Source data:
************

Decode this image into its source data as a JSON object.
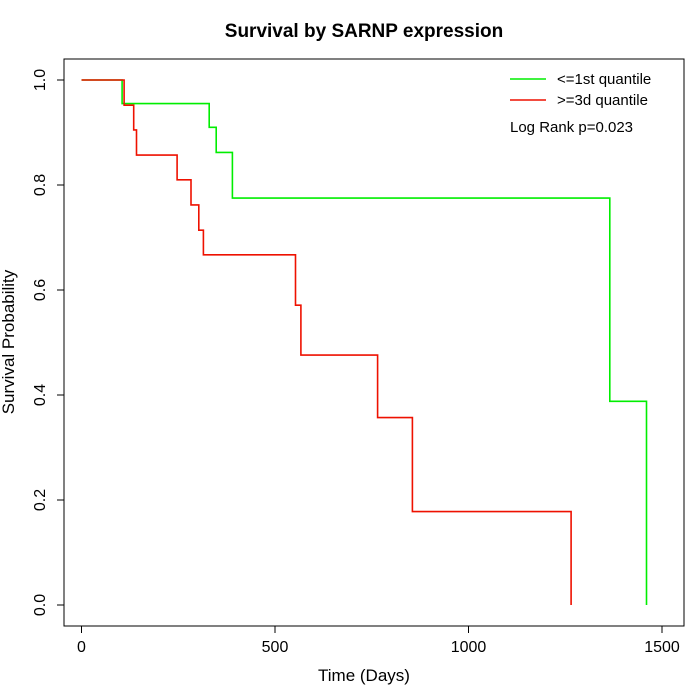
{
  "chart_data": {
    "type": "line",
    "title": "Survival by SARNP expression",
    "xlabel": "Time (Days)",
    "ylabel": "Survival Probability",
    "xlim": [
      0,
      1500
    ],
    "ylim": [
      0,
      1.0
    ],
    "x_ticks": [
      0,
      500,
      1000,
      1500
    ],
    "y_ticks": [
      0.0,
      0.2,
      0.4,
      0.6,
      0.8,
      1.0
    ],
    "x_tick_labels": [
      "0",
      "500",
      "1000",
      "1500"
    ],
    "y_tick_labels": [
      "0.0",
      "0.2",
      "0.4",
      "0.6",
      "0.8",
      "1.0"
    ],
    "grid": false,
    "legend_position": "top-right",
    "annotation": "Log Rank p=0.023",
    "series": [
      {
        "name": "<=1st quantile",
        "color": "#00ee00",
        "step": true,
        "points": [
          [
            0,
            1.0
          ],
          [
            105,
            1.0
          ],
          [
            105,
            0.955
          ],
          [
            330,
            0.955
          ],
          [
            330,
            0.91
          ],
          [
            348,
            0.91
          ],
          [
            348,
            0.862
          ],
          [
            390,
            0.862
          ],
          [
            390,
            0.775
          ],
          [
            1365,
            0.775
          ],
          [
            1365,
            0.388
          ],
          [
            1460,
            0.388
          ],
          [
            1460,
            0.0
          ]
        ]
      },
      {
        "name": ">=3d quantile",
        "color": "#ee1100",
        "step": true,
        "points": [
          [
            0,
            1.0
          ],
          [
            110,
            1.0
          ],
          [
            110,
            0.952
          ],
          [
            135,
            0.952
          ],
          [
            135,
            0.905
          ],
          [
            142,
            0.905
          ],
          [
            142,
            0.857
          ],
          [
            247,
            0.857
          ],
          [
            247,
            0.81
          ],
          [
            283,
            0.81
          ],
          [
            283,
            0.762
          ],
          [
            303,
            0.762
          ],
          [
            303,
            0.714
          ],
          [
            315,
            0.714
          ],
          [
            315,
            0.667
          ],
          [
            553,
            0.667
          ],
          [
            553,
            0.571
          ],
          [
            567,
            0.571
          ],
          [
            567,
            0.476
          ],
          [
            765,
            0.476
          ],
          [
            765,
            0.357
          ],
          [
            855,
            0.357
          ],
          [
            855,
            0.178
          ],
          [
            1265,
            0.178
          ],
          [
            1265,
            0.0
          ]
        ]
      }
    ]
  }
}
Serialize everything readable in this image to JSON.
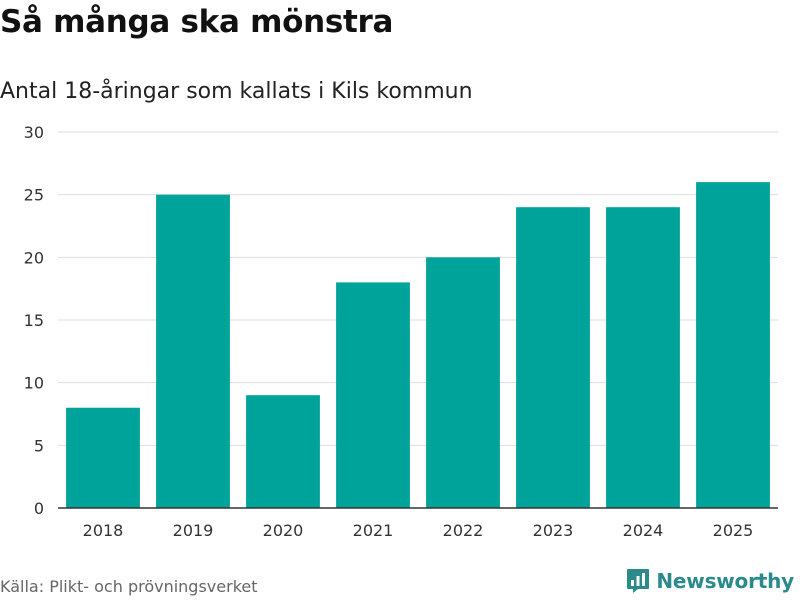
{
  "header": {
    "title": "Så många ska mönstra",
    "subtitle": "Antal 18-åringar som kallats i Kils kommun"
  },
  "footer": {
    "source": "Källa: Plikt- och prövningsverket",
    "brand": "Newsworthy",
    "brand_icon": "bar-chart-logo-icon"
  },
  "colors": {
    "bar": "#00a39a",
    "grid": "#dddddd",
    "axis": "#333333",
    "brand": "#2a8a8c"
  },
  "chart_data": {
    "type": "bar",
    "title": "Så många ska mönstra",
    "subtitle": "Antal 18-åringar som kallats i Kils kommun",
    "categories": [
      "2018",
      "2019",
      "2020",
      "2021",
      "2022",
      "2023",
      "2024",
      "2025"
    ],
    "values": [
      8,
      25,
      9,
      18,
      20,
      24,
      24,
      26
    ],
    "yticks": [
      0,
      5,
      10,
      15,
      20,
      25,
      30
    ],
    "ylim": [
      0,
      30
    ],
    "xlabel": "",
    "ylabel": "",
    "grid": true,
    "legend": "none"
  }
}
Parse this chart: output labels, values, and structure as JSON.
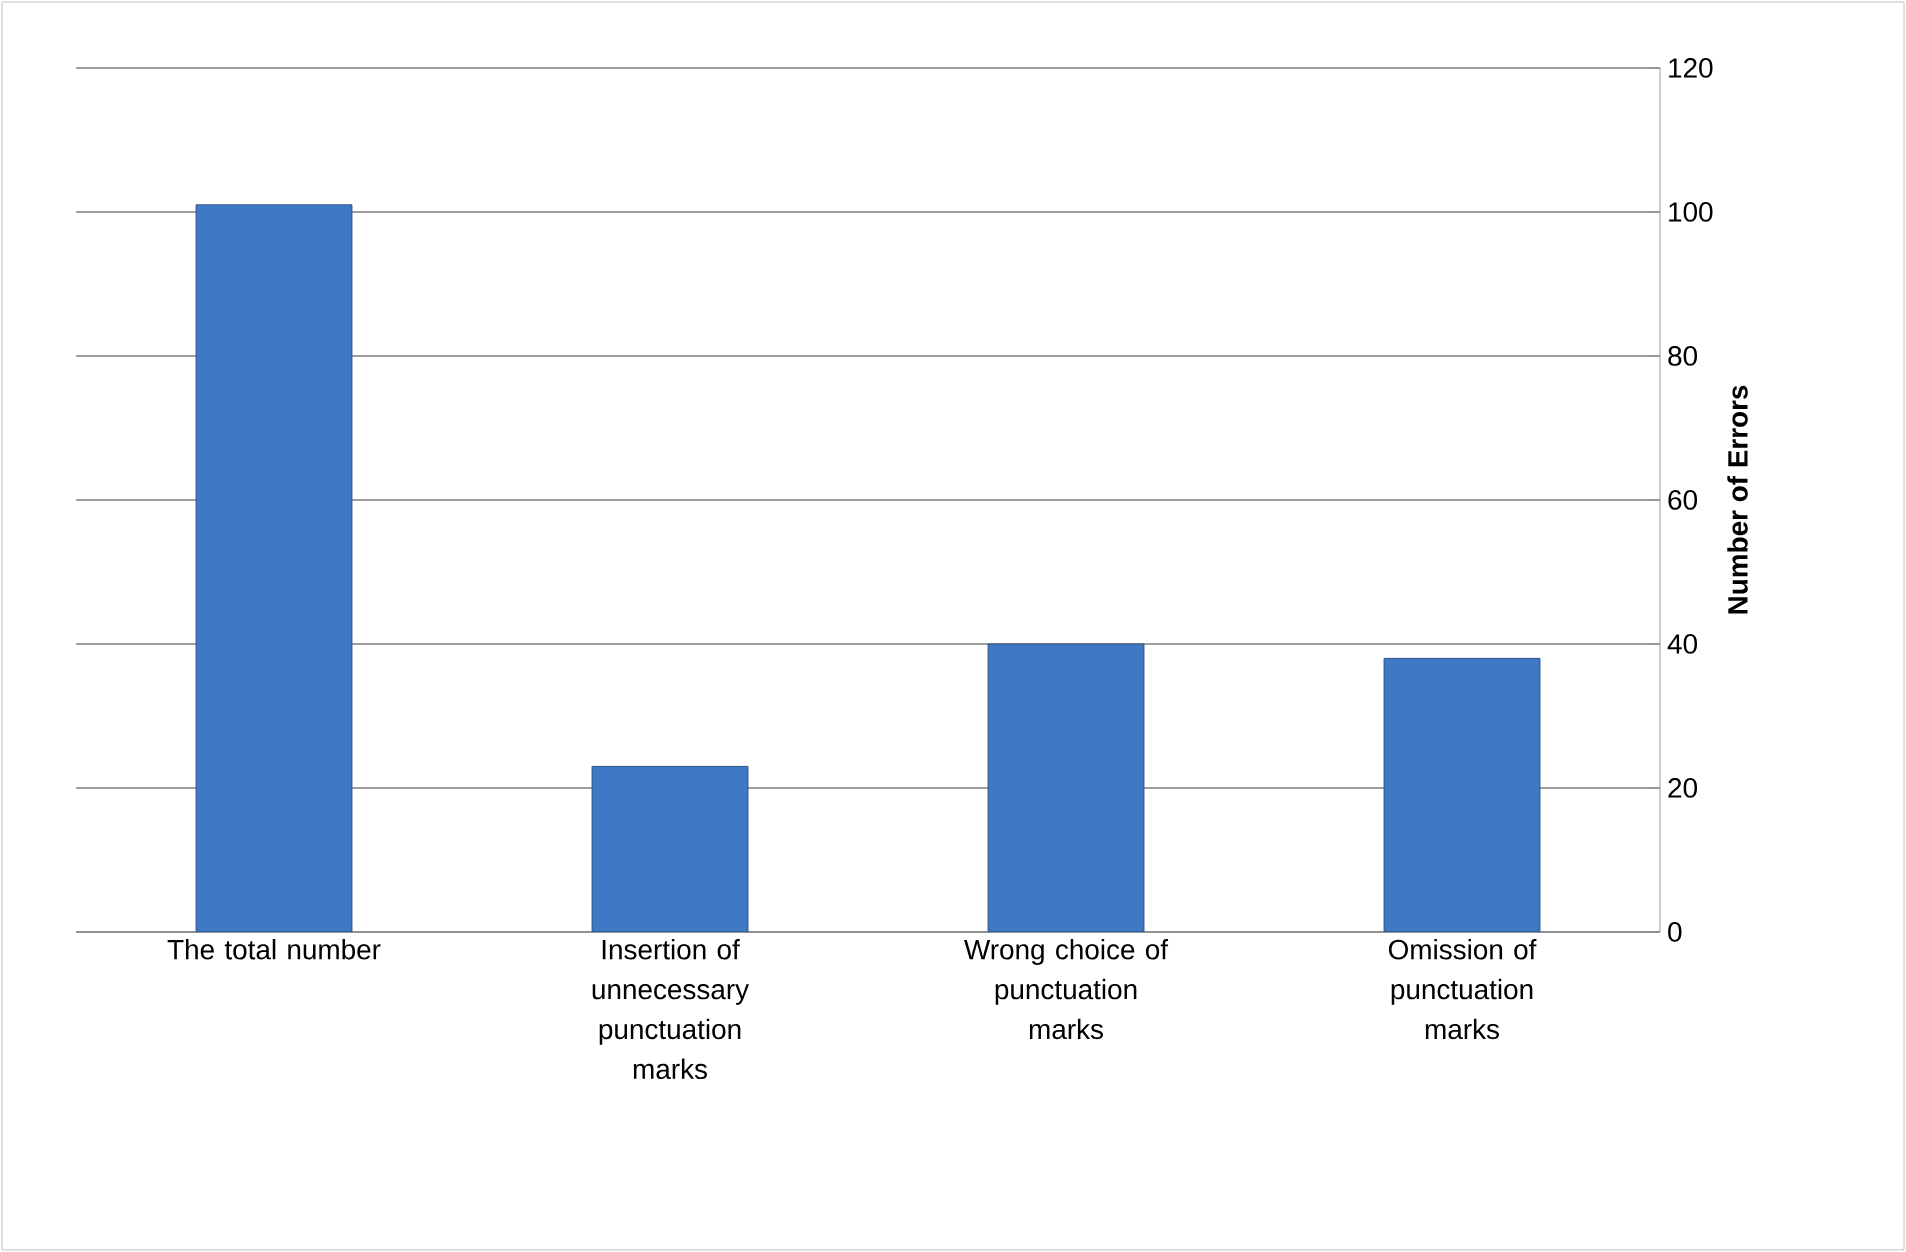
{
  "chart_data": {
    "type": "bar",
    "ylabel": "Number  of Errors",
    "categories": [
      "The total number",
      "Insertion of unnecessary punctuation marks",
      "Wrong choice of punctuation marks",
      "Omission of punctuation marks"
    ],
    "values": [
      101,
      23,
      40,
      38
    ],
    "color": "#3f78c4",
    "ylim": [
      0,
      120
    ],
    "yticks": [
      0,
      20,
      40,
      60,
      80,
      100,
      120
    ],
    "grid": "y"
  }
}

************

= DIRECTIONS =
Reproduce each line from the records that contains the word "punctuation".

= CORRECT ANSWER =
      "Insertion of unnecessary punctuation marks",
      "Wrong choice of punctuation marks",
      "Omission of punctuation marks"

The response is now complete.